[Data records]:
^^^^
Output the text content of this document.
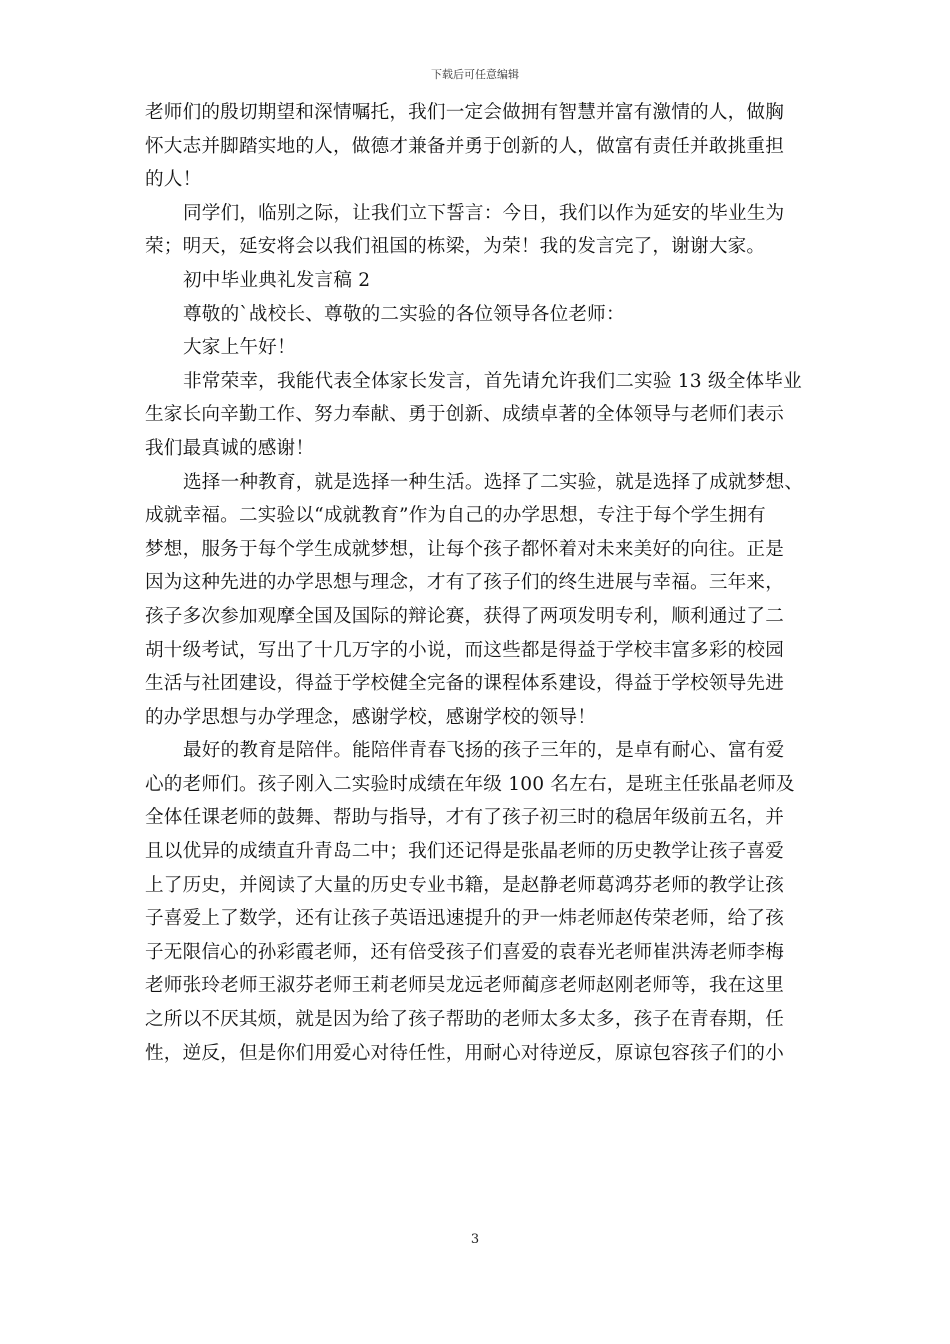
下载后可任意编辑
老师们的殷切期望和深情嘱托，我们一定会做拥有智慧并富有激情的人，做胸
怀大志并脚踏实地的人，做德才兼备并勇于创新的人，做富有责任并敢挑重担
的人！
同学们，临别之际，让我们立下誓言：今日，我们以作为延安的毕业生为
荣；明天，延安将会以我们祖国的栋梁，为荣！我的发言完了，谢谢大家。
初中毕业典礼发言稿 2
尊敬的`战校长、尊敬的二实验的各位领导各位老师：
大家上午好！
非常荣幸，我能代表全体家长发言，首先请允许我们二实验 13 级全体毕业
生家长向辛勤工作、努力奉献、勇于创新、成绩卓著的全体领导与老师们表示
我们最真诚的感谢！
选择一种教育，就是选择一种生活。选择了二实验，就是选择了成就梦想、
成就幸福。二实验以“成就教育”作为自己的办学思想，专注于每个学生拥有
梦想，服务于每个学生成就梦想，让每个孩子都怀着对未来美好的向往。正是
因为这种先进的办学思想与理念，才有了孩子们的终生进展与幸福。三年来，
孩子多次参加观摩全国及国际的辩论赛，获得了两项发明专利，顺利通过了二
胡十级考试，写出了十几万字的小说，而这些都是得益于学校丰富多彩的校园
生活与社团建设，得益于学校健全完备的课程体系建设，得益于学校领导先进
的办学思想与办学理念，感谢学校，感谢学校的领导！
最好的教育是陪伴。能陪伴青春飞扬的孩子三年的，是卓有耐心、富有爱
心的老师们。孩子刚入二实验时成绩在年级 100 名左右，是班主任张晶老师及
全体任课老师的鼓舞、帮助与指导，才有了孩子初三时的稳居年级前五名，并
且以优异的成绩直升青岛二中；我们还记得是张晶老师的历史教学让孩子喜爱
上了历史，并阅读了大量的历史专业书籍，是赵静老师葛鸿芬老师的教学让孩
子喜爱上了数学，还有让孩子英语迅速提升的尹一炜老师赵传荣老师，给了孩
子无限信心的孙彩霞老师，还有倍受孩子们喜爱的袁春光老师崔洪涛老师李梅
老师张玲老师王淑芬老师王莉老师吴龙远老师蔺彦老师赵刚老师等，我在这里
之所以不厌其烦，就是因为给了孩子帮助的老师太多太多，孩子在青春期，任
性，逆反，但是你们用爱心对待任性，用耐心对待逆反，原谅包容孩子们的小
3
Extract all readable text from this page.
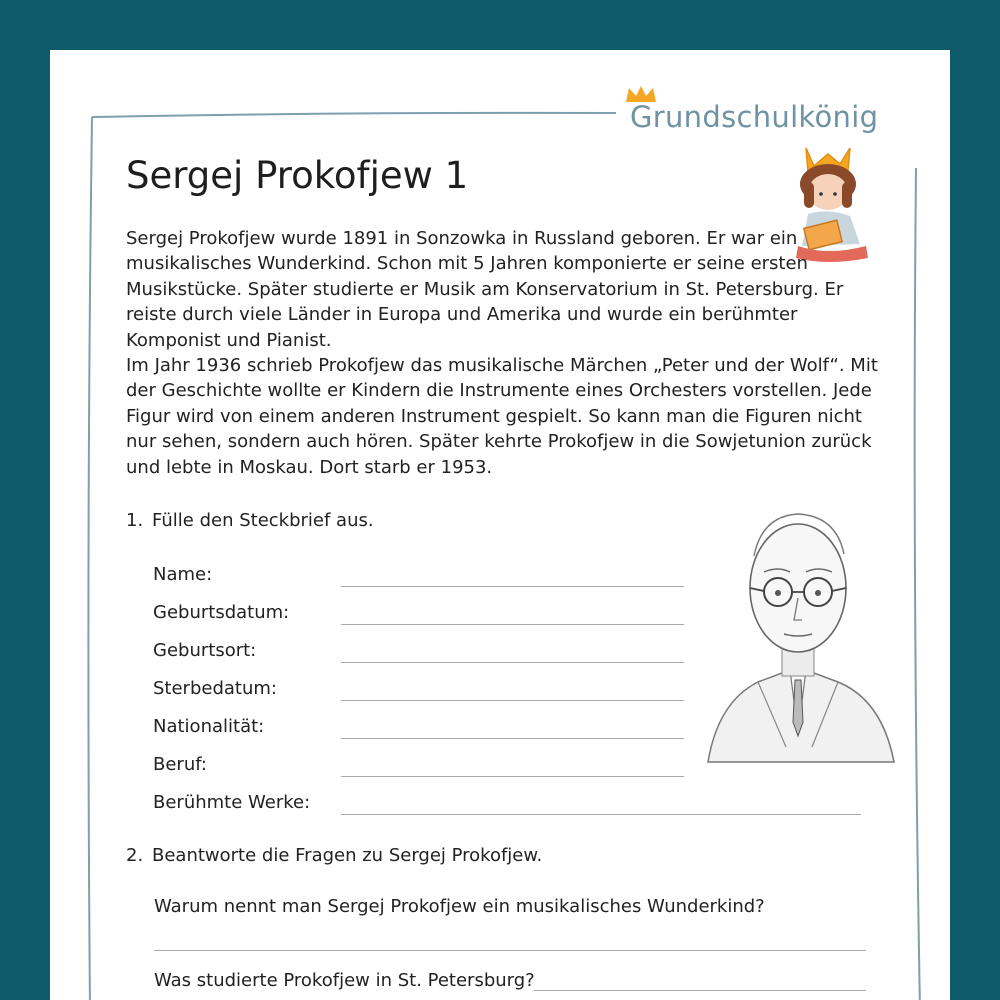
Grundschulkönig
Sergej Prokofjew 1

Sergej Prokofjew wurde 1891 in Sonzowka in Russland geboren. Er war ein musikalisches Wunderkind. Schon mit 5 Jahren komponierte er seine ersten Musikstücke. Später studierte er Musik am Konservatorium in St. Petersburg. Er reiste durch viele Länder in Europa und Amerika und wurde ein berühmter Komponist und Pianist.

Im Jahr 1936 schrieb Prokofjew das musikalische Märchen „Peter und der Wolf“. Mit der Geschichte wollte er Kindern die Instrumente eines Orchesters vorstellen. Jede Figur wird von einem anderen Instrument gespielt. So kann man die Figuren nicht nur sehen, sondern auch hören. Später kehrte Prokofjew in die Sowjetunion zurück und lebte in Moskau. Dort starb er 1953.

1. Fülle den Steckbrief aus.
Name:
Geburtsdatum:
Geburtsort:
Sterbedatum:
Nationalität:
Beruf:
Berühmte Werke:
2. Beantworte die Fragen zu Sergej Prokofjew.
Warum nennt man Sergej Prokofjew ein musikalisches Wunderkind?
Was studierte Prokofjew in St. Petersburg?
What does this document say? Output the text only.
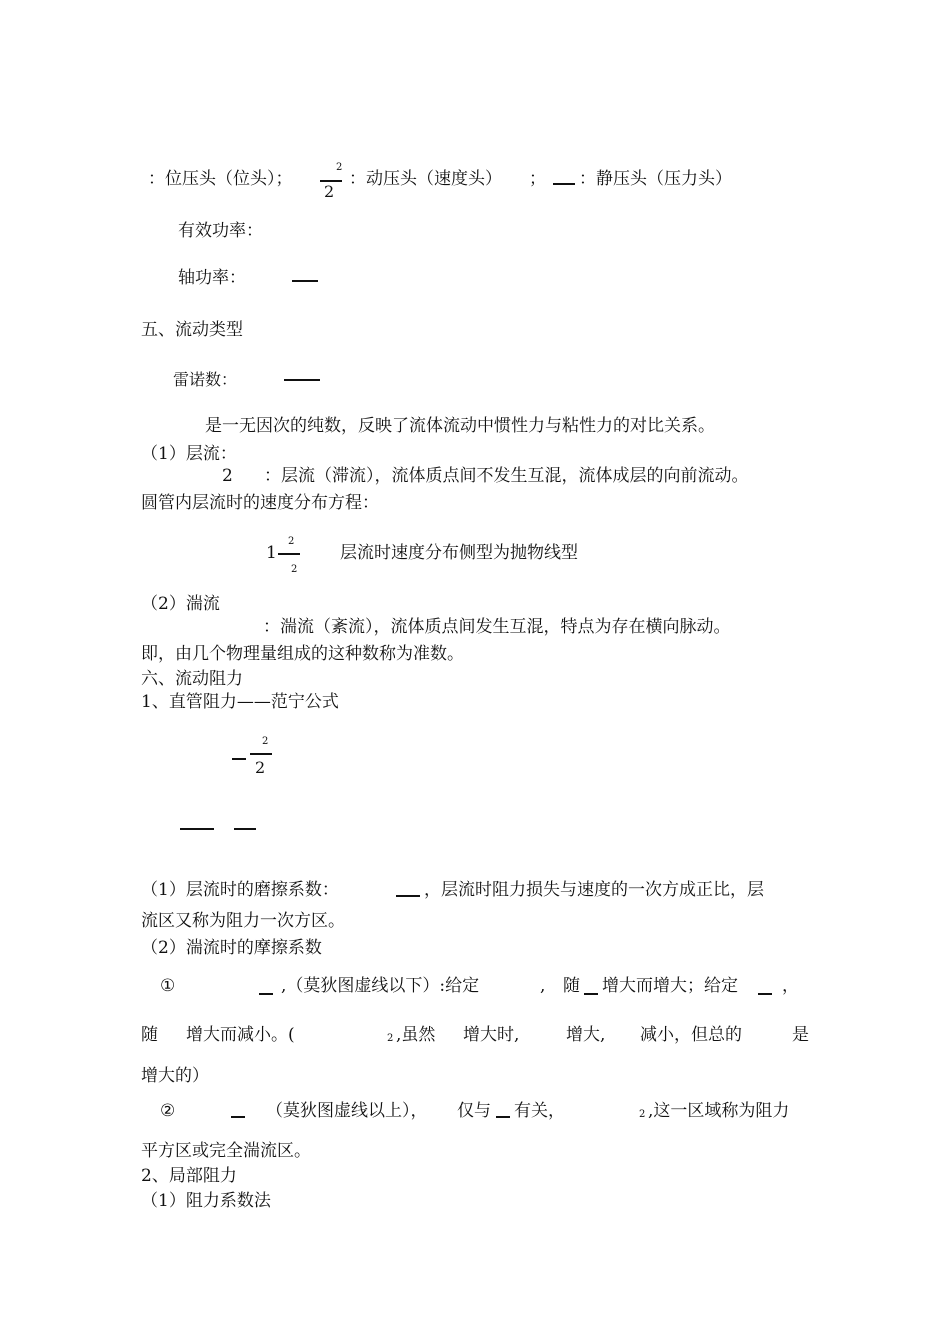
：位压头（位头）；
2
2
：动压头（速度头） ； ：静压头（压力头）
有效功率：
轴功率：
五、流动类型
雷诺数：
是一无因次的纯数，反映了流体流动中惯性力与粘性力的对比关系。
（1）层流：
2 ：层流（滞流），流体质点间不发生互混，流体成层的向前流动。
圆管内层流时的速度分布方程：
1
2
2
层流时速度分布侧型为抛物线型
（2）湍流
：湍流（紊流），流体质点间发生互混，特点为存在横向脉动。
即，由几个物理量组成的这种数称为准数。
六、流动阻力
1、直管阻力——范宁公式
2
2
（1）层流时的磨擦系数：	，层流时阻力损失与速度的一次方成正比，层
流区又称为阻力一次方区。
（2）湍流时的摩擦系数
①	,（莫狄图虚线以下）:给定	, 随 增大而增大；给定	，
随 增大而减小。(	2 ,虽然 增大时,	增大, 减小，但总的	是
增大的）
②	（莫狄图虚线以上）， 仅与 有关，	2 ,这一区域称为阻力
平方区或完全湍流区。
2、局部阻力
（1）阻力系数法
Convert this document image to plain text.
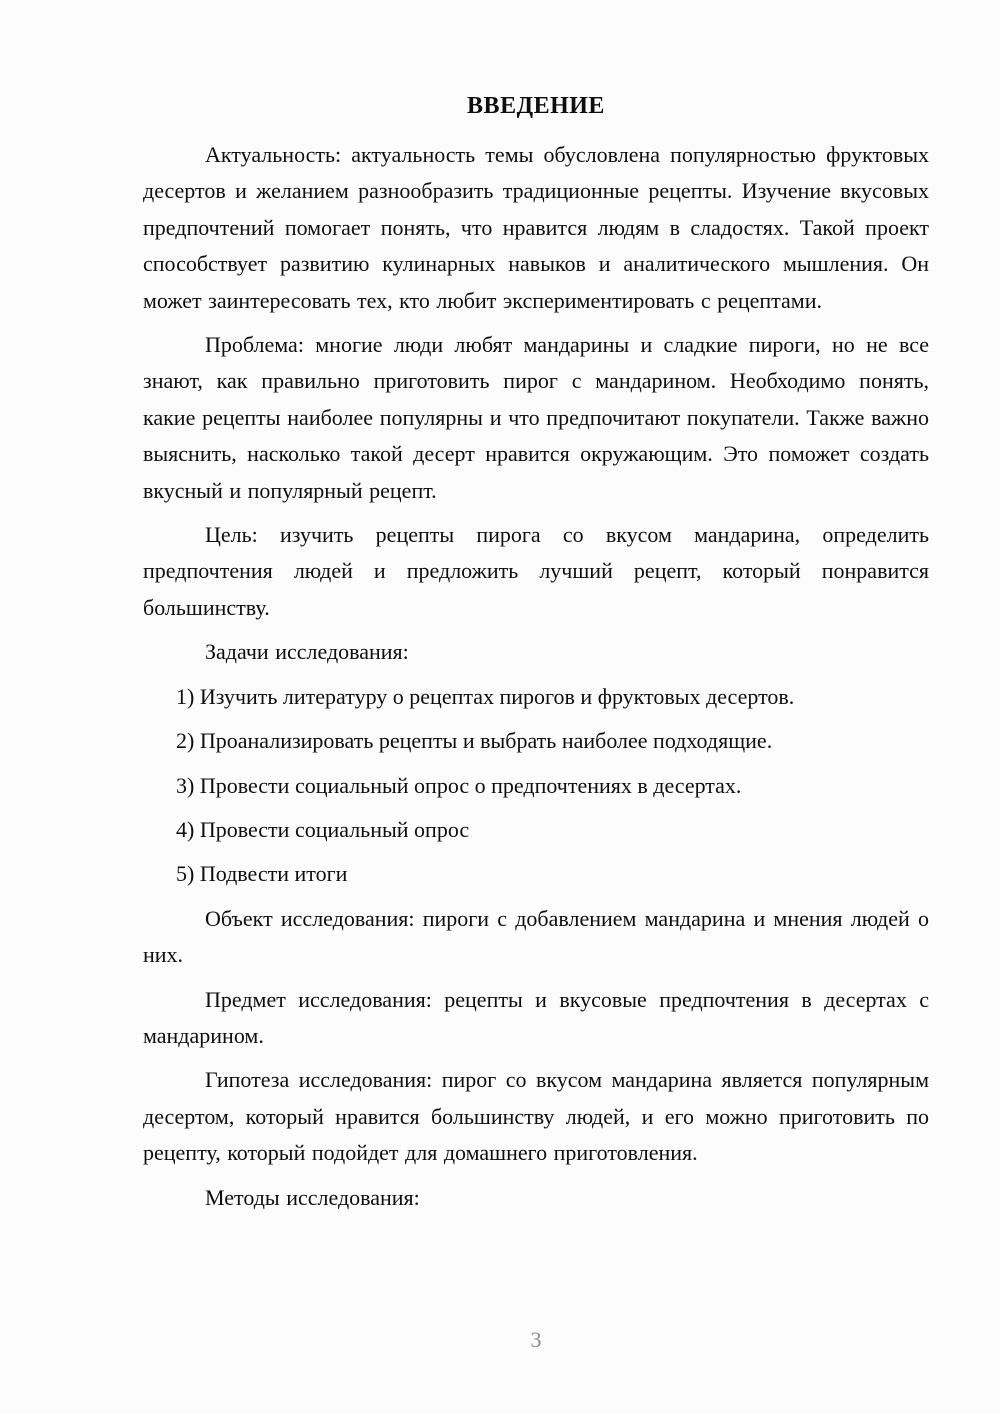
ВВЕДЕНИЕ

Актуальность: актуальность темы обусловлена популярностью фруктовых десертов и желанием разнообразить традиционные рецепты. Изучение вкусовых предпочтений помогает понять, что нравится людям в сладостях. Такой проект способствует развитию кулинарных навыков и аналитического мышления. Он может заинтересовать тех, кто любит экспериментировать с рецептами.

Проблема: многие люди любят мандарины и сладкие пироги, но не все знают, как правильно приготовить пирог с мандарином. Необходимо понять, какие рецепты наиболее популярны и что предпочитают покупатели. Также важно выяснить, насколько такой десерт нравится окружающим. Это поможет создать вкусный и популярный рецепт.

Цель: изучить рецепты пирога со вкусом мандарина, определить предпочтения людей и предложить лучший рецепт, который понравится большинству.

Задачи исследования:

1) Изучить литературу о рецептах пирогов и фруктовых десертов.

2) Проанализировать рецепты и выбрать наиболее подходящие.

3) Провести социальный опрос о предпочтениях в десертах.

4) Провести социальный опрос

5) Подвести итоги

Объект исследования: пироги с добавлением мандарина и мнения людей о них.

Предмет исследования: рецепты и вкусовые предпочтения в десертах с мандарином.

Гипотеза исследования: пирог со вкусом мандарина является популярным десертом, который нравится большинству людей, и его можно приготовить по рецепту, который подойдет для домашнего приготовления.

Методы исследования:

3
^^^^
Without the pictures, restate all of the entries above verbatim.

Output the text content of this document.
下载后可任意编辑
老师们的殷切期望和深情嘱托，我们一定会做拥有智慧并富有激情的人，做胸
怀大志并脚踏实地的人，做德才兼备并勇于创新的人，做富有责任并敢挑重担
的人！
同学们，临别之际，让我们立下誓言：今日，我们以作为延安的毕业生为
荣；明天，延安将会以我们祖国的栋梁，为荣！我的发言完了，谢谢大家。
初中毕业典礼发言稿 2
尊敬的`战校长、尊敬的二实验的各位领导各位老师：
大家上午好！
非常荣幸，我能代表全体家长发言，首先请允许我们二实验 13 级全体毕业
生家长向辛勤工作、努力奉献、勇于创新、成绩卓著的全体领导与老师们表示
我们最真诚的感谢！
选择一种教育，就是选择一种生活。选择了二实验，就是选择了成就梦想、
成就幸福。二实验以“成就教育”作为自己的办学思想，专注于每个学生拥有
梦想，服务于每个学生成就梦想，让每个孩子都怀着对未来美好的向往。正是
因为这种先进的办学思想与理念，才有了孩子们的终生进展与幸福。三年来，
孩子多次参加观摩全国及国际的辩论赛，获得了两项发明专利，顺利通过了二
胡十级考试，写出了十几万字的小说，而这些都是得益于学校丰富多彩的校园
生活与社团建设，得益于学校健全完备的课程体系建设，得益于学校领导先进
的办学思想与办学理念，感谢学校，感谢学校的领导！
最好的教育是陪伴。能陪伴青春飞扬的孩子三年的，是卓有耐心、富有爱
心的老师们。孩子刚入二实验时成绩在年级 100 名左右，是班主任张晶老师及
全体任课老师的鼓舞、帮助与指导，才有了孩子初三时的稳居年级前五名，并
且以优异的成绩直升青岛二中；我们还记得是张晶老师的历史教学让孩子喜爱
上了历史，并阅读了大量的历史专业书籍，是赵静老师葛鸿芬老师的教学让孩
子喜爱上了数学，还有让孩子英语迅速提升的尹一炜老师赵传荣老师，给了孩
子无限信心的孙彩霞老师，还有倍受孩子们喜爱的袁春光老师崔洪涛老师李梅
老师张玲老师王淑芬老师王莉老师吴龙远老师蔺彦老师赵刚老师等，我在这里
之所以不厌其烦，就是因为给了孩子帮助的老师太多太多，孩子在青春期，任
性，逆反，但是你们用爱心对待任性，用耐心对待逆反，原谅包容孩子们的小
3
Extract all readable text from this page.
Grundschulkönig
Sergej Prokofjew 1

Sergej Prokofjew wurde 1891 in Sonzowka in Russland geboren. Er war ein musikalisches Wunderkind. Schon mit 5 Jahren komponierte er seine ersten Musikstücke. Später studierte er Musik am Konservatorium in St. Petersburg. Er reiste durch viele Länder in Europa und Amerika und wurde ein berühmter Komponist und Pianist.

Im Jahr 1936 schrieb Prokofjew das musikalische Märchen „Peter und der Wolf“. Mit der Geschichte wollte er Kindern die Instrumente eines Orchesters vorstellen. Jede Figur wird von einem anderen Instrument gespielt. So kann man die Figuren nicht nur sehen, sondern auch hören. Später kehrte Prokofjew in die Sowjetunion zurück und lebte in Moskau. Dort starb er 1953.

1. Fülle den Steckbrief aus.
Name:
Geburtsdatum:
Geburtsort:
Sterbedatum:
Nationalität:
Beruf:
Berühmte Werke:
2. Beantworte die Fragen zu Sergej Prokofjew.
Warum nennt man Sergej Prokofjew ein musikalisches Wunderkind?
Was studierte Prokofjew in St. Petersburg?
What does this document say? Output the text only.
：位压头（位头）；
2
2
：动压头（速度头） ； ：静压头（压力头）
有效功率：
轴功率：
五、流动类型
雷诺数：
是一无因次的纯数，反映了流体流动中惯性力与粘性力的对比关系。
（1）层流：
2 ：层流（滞流），流体质点间不发生互混，流体成层的向前流动。
圆管内层流时的速度分布方程：
1
2
2
层流时速度分布侧型为抛物线型
（2）湍流
：湍流（紊流），流体质点间发生互混，特点为存在横向脉动。
即，由几个物理量组成的这种数称为准数。
六、流动阻力
1、直管阻力——范宁公式
2
2
（1）层流时的磨擦系数：	，层流时阻力损失与速度的一次方成正比，层
流区又称为阻力一次方区。
（2）湍流时的摩擦系数
①	,（莫狄图虚线以下）:给定	, 随 增大而增大；给定	，
随 增大而减小。(	2 ,虽然 增大时,	增大, 减小，但总的	是
增大的）
②	（莫狄图虚线以上）， 仅与 有关，	2 ,这一区域称为阻力
平方区或完全湍流区。
2、局部阻力
（1）阻力系数法
Convert this document image to plain text.
ВВЕДЕНИЕ

Актуальность: актуальность темы обусловлена популярностью фруктовых десертов и желанием разнообразить традиционные рецепты. Изучение вкусовых предпочтений помогает понять, что нравится людям в сладостях. Такой проект способствует развитию кулинарных навыков и аналитического мышления. Он может заинтересовать тех, кто любит экспериментировать с рецептами.

Проблема: многие люди любят мандарины и сладкие пироги, но не все знают, как правильно приготовить пирог с мандарином. Необходимо понять, какие рецепты наиболее популярны и что предпочитают покупатели. Также важно выяснить, насколько такой десерт нравится окружающим. Это поможет создать вкусный и популярный рецепт.

Цель: изучить рецепты пирога со вкусом мандарина, определить предпочтения людей и предложить лучший рецепт, который понравится большинству.

Задачи исследования:

1) Изучить литературу о рецептах пирогов и фруктовых десертов.

2) Проанализировать рецепты и выбрать наиболее подходящие.

3) Провести социальный опрос о предпочтениях в десертах.

4) Провести социальный опрос

5) Подвести итоги

Объект исследования: пироги с добавлением мандарина и мнения людей о них.

Предмет исследования: рецепты и вкусовые предпочтения в десертах с мандарином.

Гипотеза исследования: пирог со вкусом мандарина является популярным десертом, который нравится большинству людей, и его можно приготовить по рецепту, который подойдет для домашнего приготовления.

Методы исследования:

3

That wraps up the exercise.